## SUPPLIED MATERIAL
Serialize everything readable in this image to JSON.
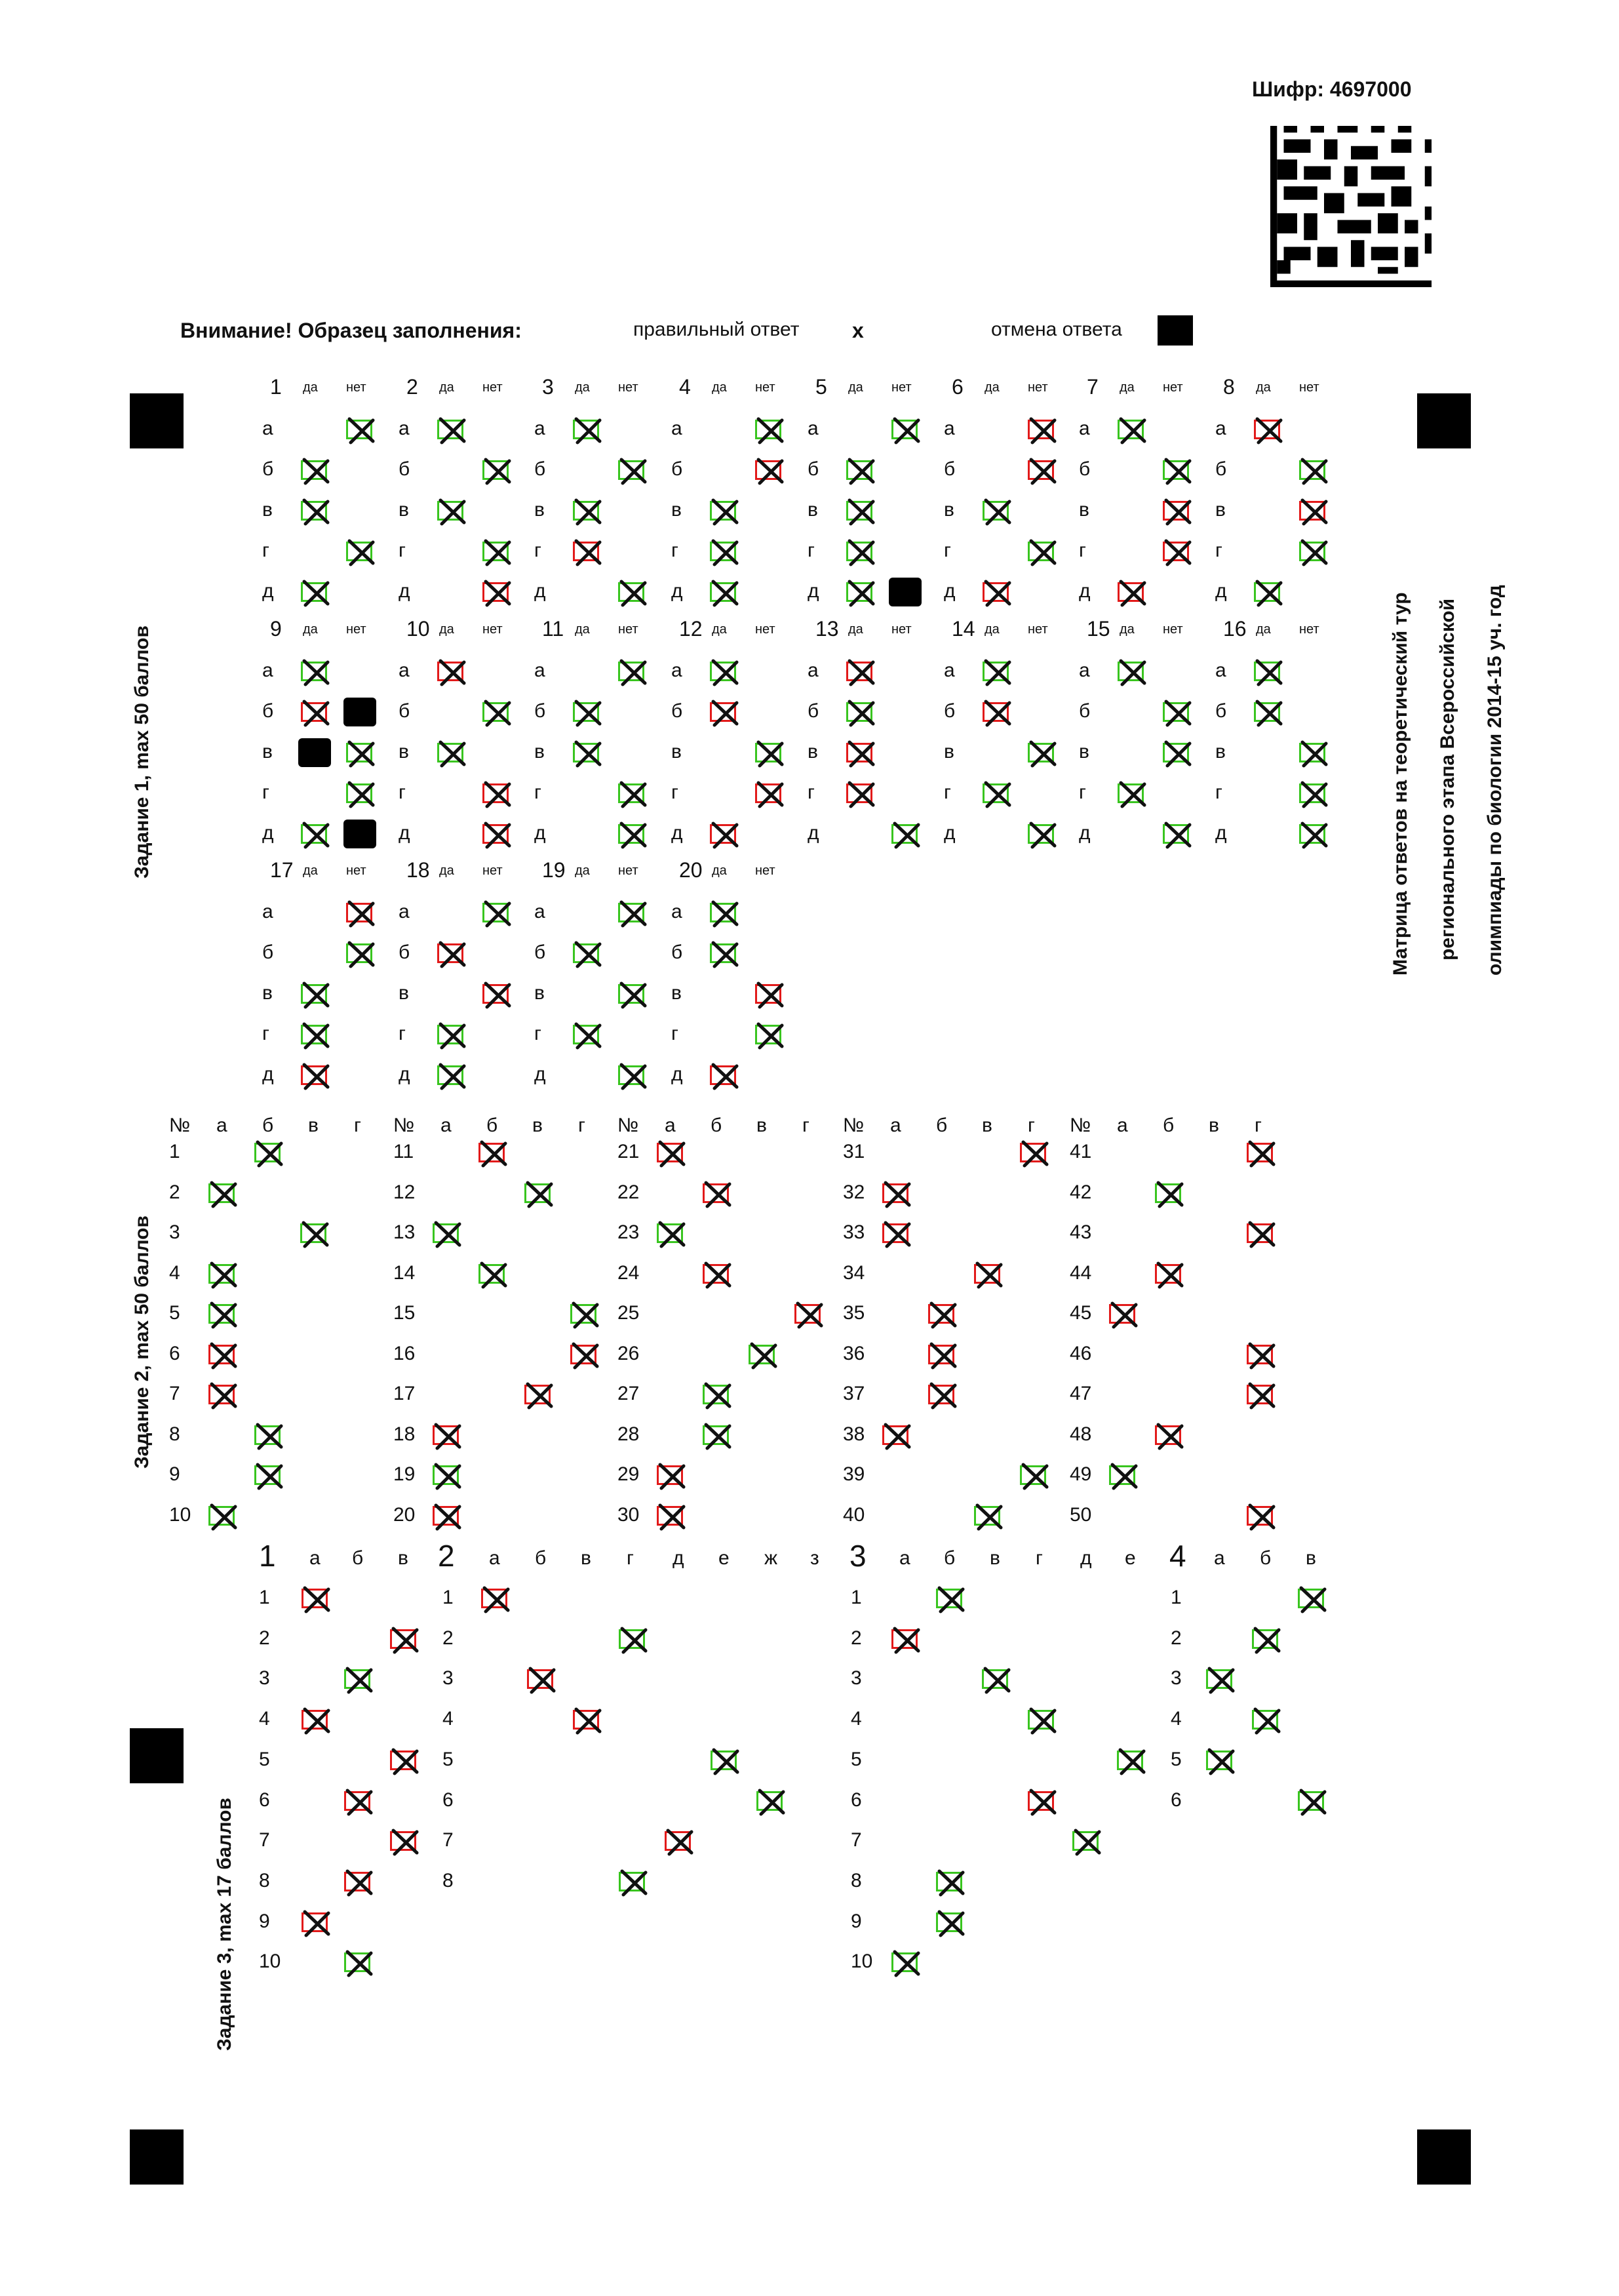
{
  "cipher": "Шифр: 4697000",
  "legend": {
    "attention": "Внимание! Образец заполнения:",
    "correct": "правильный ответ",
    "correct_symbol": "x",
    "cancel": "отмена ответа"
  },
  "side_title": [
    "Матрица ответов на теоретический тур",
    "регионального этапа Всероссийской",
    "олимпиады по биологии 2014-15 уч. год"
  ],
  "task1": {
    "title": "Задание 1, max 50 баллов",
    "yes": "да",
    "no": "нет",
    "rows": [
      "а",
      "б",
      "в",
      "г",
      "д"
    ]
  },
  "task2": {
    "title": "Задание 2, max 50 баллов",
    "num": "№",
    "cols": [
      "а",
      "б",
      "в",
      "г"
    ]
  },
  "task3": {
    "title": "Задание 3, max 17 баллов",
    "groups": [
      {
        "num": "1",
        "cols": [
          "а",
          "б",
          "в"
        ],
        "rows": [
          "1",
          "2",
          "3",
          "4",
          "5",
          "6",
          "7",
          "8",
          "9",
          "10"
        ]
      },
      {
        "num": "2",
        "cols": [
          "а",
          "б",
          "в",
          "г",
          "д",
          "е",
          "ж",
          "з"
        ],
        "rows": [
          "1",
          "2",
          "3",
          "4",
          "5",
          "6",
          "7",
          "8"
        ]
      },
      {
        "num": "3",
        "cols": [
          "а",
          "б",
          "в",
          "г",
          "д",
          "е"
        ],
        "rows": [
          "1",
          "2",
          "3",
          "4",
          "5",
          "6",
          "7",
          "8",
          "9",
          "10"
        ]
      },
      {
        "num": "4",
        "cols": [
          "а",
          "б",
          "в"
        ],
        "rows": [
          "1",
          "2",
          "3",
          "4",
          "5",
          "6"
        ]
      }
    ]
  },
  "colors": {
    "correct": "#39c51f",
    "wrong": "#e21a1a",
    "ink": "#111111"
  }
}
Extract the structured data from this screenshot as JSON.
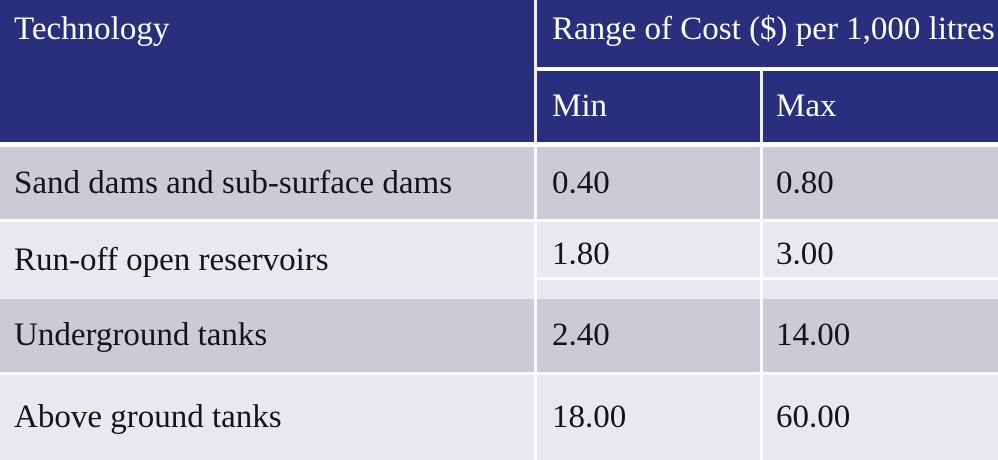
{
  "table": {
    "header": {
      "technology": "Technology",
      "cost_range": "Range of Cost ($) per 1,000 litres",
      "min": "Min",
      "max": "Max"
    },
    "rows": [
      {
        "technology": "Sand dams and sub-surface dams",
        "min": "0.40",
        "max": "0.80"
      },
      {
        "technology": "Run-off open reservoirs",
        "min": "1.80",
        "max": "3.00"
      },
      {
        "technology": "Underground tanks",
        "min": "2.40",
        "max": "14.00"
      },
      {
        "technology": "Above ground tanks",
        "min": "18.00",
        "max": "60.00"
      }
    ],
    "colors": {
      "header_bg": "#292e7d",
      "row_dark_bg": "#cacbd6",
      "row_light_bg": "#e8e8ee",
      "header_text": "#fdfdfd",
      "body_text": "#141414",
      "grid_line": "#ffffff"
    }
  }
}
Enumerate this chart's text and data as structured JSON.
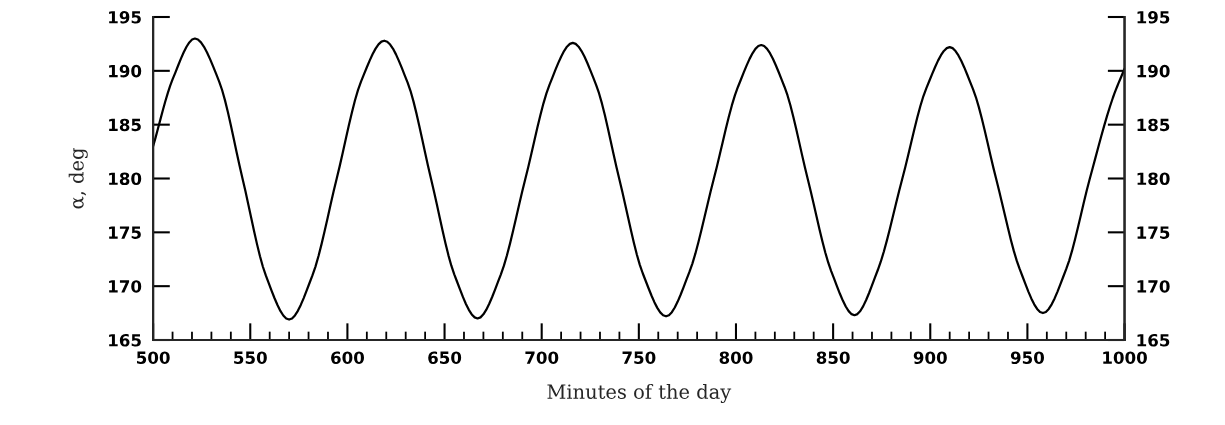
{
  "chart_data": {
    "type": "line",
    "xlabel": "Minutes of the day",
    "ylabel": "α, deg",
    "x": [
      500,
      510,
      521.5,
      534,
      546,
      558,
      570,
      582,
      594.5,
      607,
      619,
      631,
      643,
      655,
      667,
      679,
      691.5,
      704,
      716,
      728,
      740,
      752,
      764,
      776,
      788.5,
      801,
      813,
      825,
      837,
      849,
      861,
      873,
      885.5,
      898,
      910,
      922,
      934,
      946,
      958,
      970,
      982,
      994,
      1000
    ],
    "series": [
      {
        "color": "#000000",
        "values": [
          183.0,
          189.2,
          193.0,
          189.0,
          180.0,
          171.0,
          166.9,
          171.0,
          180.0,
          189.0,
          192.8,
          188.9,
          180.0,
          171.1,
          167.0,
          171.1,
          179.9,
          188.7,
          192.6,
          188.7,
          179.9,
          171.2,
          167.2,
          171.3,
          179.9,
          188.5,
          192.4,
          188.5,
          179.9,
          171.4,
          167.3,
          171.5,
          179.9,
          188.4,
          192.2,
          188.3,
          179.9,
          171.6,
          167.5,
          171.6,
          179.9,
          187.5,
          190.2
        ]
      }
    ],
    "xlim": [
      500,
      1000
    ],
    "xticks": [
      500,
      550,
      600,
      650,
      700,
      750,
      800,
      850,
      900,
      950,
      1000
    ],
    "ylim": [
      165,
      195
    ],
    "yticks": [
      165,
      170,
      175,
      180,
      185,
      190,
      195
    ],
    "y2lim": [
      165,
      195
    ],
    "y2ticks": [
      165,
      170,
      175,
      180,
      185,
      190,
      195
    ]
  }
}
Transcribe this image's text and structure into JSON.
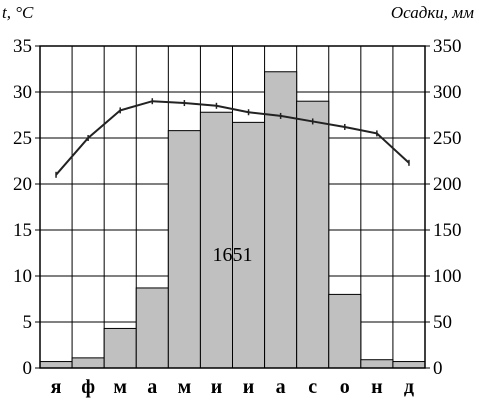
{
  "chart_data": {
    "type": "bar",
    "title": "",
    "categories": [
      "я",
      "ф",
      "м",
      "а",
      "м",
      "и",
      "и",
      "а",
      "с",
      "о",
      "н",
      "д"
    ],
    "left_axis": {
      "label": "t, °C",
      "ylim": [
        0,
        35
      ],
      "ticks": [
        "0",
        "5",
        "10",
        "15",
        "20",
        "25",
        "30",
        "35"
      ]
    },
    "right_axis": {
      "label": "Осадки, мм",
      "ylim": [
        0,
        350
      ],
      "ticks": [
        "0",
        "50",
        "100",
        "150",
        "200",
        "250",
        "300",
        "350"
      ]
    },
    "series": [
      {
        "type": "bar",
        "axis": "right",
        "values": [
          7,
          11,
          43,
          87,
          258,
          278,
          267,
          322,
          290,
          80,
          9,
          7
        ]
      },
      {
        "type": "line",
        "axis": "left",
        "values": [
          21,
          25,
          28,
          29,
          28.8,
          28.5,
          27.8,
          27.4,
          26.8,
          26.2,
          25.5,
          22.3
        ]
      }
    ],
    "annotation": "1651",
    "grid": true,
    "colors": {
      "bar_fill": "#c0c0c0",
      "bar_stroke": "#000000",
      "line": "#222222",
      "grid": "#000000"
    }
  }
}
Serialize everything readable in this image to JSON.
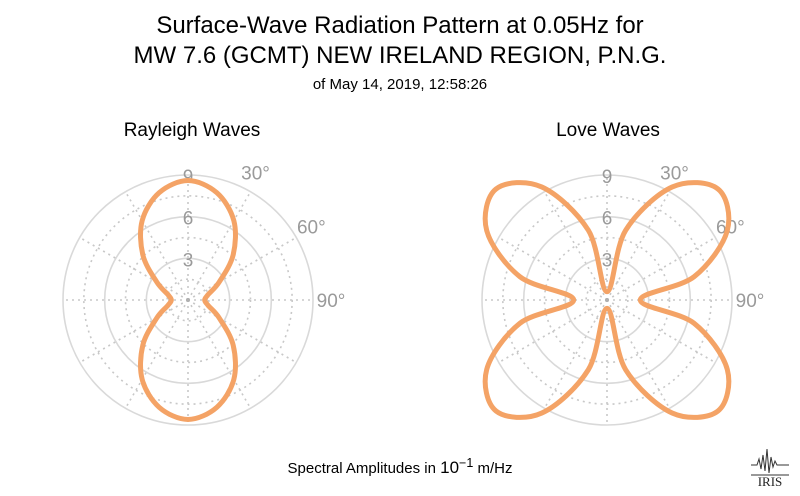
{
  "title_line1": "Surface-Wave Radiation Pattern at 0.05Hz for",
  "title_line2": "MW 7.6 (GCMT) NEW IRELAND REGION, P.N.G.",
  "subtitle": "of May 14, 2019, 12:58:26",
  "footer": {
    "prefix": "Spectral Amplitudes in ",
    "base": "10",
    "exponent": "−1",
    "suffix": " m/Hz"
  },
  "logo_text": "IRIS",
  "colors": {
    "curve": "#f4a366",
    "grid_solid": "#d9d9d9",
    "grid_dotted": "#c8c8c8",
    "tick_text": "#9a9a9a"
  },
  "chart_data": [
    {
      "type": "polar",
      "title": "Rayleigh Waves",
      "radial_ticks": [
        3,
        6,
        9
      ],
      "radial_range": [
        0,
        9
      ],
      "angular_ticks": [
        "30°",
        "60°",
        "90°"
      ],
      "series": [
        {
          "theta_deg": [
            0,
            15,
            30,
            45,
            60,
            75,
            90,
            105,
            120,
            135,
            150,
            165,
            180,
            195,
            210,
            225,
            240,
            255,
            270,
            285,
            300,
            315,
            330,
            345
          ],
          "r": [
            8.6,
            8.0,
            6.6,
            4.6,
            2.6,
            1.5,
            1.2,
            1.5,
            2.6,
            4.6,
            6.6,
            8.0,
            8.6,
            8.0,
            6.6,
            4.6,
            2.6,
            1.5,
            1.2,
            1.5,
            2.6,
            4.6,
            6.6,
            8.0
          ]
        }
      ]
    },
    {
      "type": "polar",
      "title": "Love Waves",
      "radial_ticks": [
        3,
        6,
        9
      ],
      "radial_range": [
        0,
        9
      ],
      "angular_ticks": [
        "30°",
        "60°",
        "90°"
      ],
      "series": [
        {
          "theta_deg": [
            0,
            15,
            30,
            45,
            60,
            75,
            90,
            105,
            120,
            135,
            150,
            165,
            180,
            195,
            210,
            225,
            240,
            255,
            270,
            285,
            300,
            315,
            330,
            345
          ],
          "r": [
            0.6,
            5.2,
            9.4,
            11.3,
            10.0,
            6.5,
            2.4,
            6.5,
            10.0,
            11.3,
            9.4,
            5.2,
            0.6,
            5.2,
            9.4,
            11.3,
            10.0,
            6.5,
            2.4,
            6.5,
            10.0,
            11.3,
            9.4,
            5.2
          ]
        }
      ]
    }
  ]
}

## WORK TO BE COMPLETED
Look through the lines above and collect those with the word "tanks".

## RESULT FOR THIS TASK
        "technology": "Underground tanks",
        "technology": "Above ground tanks",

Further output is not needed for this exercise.